=== Record extracts ===
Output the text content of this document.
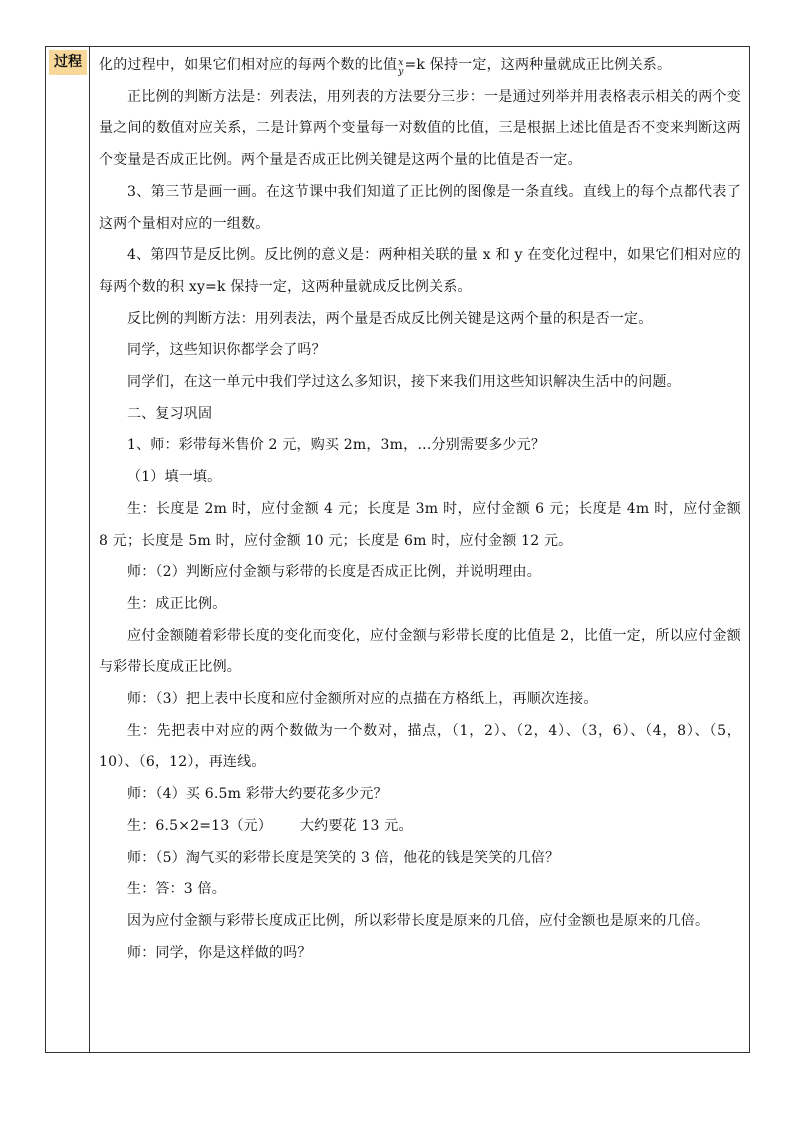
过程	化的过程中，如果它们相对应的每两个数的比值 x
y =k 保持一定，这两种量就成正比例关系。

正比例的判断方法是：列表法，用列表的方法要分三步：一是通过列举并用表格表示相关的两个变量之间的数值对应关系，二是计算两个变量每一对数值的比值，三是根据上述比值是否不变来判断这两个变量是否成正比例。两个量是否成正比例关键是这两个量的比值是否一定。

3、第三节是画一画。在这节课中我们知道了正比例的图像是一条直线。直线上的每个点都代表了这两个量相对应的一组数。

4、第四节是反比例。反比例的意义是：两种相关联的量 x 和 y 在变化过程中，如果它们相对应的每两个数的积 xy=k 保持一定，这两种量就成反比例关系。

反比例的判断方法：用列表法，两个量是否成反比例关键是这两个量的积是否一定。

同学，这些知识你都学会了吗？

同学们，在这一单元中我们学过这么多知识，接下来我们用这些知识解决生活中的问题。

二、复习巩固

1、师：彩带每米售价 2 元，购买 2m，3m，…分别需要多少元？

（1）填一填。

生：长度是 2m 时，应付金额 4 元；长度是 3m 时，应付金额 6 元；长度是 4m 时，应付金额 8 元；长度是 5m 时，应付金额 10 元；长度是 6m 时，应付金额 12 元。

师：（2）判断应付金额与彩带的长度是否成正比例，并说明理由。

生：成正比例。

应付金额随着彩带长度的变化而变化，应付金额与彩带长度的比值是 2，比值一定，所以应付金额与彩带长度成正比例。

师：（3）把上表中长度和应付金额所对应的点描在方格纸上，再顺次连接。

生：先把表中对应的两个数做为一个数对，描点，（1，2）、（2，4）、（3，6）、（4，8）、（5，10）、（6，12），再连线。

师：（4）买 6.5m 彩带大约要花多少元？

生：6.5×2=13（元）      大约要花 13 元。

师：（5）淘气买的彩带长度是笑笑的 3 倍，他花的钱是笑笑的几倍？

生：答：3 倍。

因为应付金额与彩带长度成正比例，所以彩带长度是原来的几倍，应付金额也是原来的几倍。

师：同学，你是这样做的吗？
===
Task statement
Of the lines in the data above, how many contain the word "保持一定"? Give only that figure.

Result of this task
2